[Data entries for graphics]
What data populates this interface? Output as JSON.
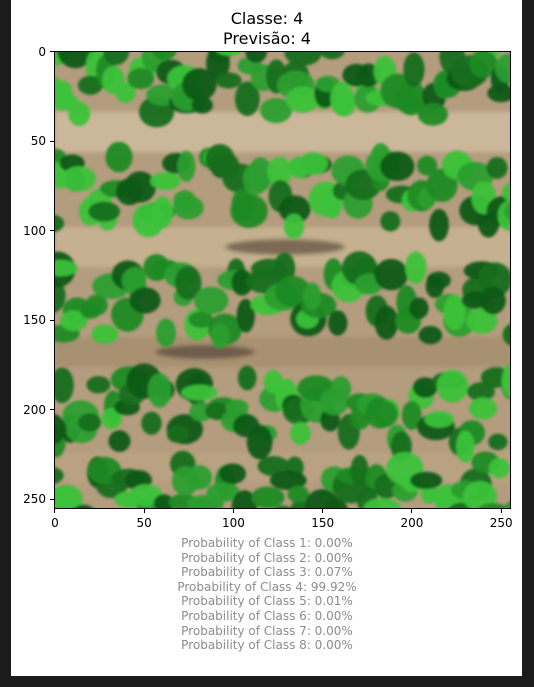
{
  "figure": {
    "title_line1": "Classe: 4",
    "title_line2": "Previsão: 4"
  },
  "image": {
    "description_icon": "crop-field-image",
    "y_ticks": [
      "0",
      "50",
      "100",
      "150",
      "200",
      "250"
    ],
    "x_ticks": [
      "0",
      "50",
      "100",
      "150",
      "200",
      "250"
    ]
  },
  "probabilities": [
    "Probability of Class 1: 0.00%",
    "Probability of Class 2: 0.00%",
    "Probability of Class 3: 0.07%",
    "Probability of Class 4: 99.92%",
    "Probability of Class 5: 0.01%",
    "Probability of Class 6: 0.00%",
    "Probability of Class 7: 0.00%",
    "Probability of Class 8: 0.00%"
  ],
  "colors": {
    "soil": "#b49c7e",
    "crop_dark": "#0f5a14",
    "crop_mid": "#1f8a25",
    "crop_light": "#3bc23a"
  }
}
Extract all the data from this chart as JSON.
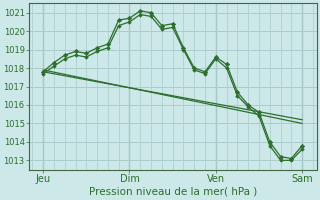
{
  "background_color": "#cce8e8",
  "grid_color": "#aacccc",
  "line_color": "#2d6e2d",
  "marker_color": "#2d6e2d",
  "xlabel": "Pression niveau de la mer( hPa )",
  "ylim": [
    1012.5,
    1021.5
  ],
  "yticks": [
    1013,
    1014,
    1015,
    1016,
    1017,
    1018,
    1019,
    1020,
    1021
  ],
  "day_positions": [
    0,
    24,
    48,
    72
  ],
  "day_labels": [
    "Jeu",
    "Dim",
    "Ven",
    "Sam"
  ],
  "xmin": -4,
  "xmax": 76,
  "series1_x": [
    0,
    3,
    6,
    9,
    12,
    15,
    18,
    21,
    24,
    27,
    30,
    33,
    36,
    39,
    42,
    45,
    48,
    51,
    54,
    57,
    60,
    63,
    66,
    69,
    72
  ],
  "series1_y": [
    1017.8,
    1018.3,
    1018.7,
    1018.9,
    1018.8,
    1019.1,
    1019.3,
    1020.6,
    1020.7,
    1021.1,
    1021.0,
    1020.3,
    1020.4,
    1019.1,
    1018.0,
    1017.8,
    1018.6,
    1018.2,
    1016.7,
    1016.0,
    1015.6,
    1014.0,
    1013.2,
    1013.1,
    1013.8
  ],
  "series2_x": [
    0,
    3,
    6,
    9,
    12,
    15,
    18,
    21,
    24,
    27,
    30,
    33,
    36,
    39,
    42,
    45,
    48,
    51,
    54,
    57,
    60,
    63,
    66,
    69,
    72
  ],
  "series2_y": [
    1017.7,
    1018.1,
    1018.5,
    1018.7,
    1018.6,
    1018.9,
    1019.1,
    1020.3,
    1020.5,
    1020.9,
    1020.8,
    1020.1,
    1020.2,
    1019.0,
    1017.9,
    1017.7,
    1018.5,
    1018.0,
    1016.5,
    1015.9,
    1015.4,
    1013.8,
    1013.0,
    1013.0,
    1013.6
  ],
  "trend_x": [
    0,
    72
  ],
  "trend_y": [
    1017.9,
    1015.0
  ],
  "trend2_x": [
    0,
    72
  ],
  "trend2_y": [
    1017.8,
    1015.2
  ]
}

• _What this task involves_: Gather all lines where the word "JSON" appears.

• _Result of this task_:
What data populates this interface? Output as JSON.
Extract all the data from this chart as JSON.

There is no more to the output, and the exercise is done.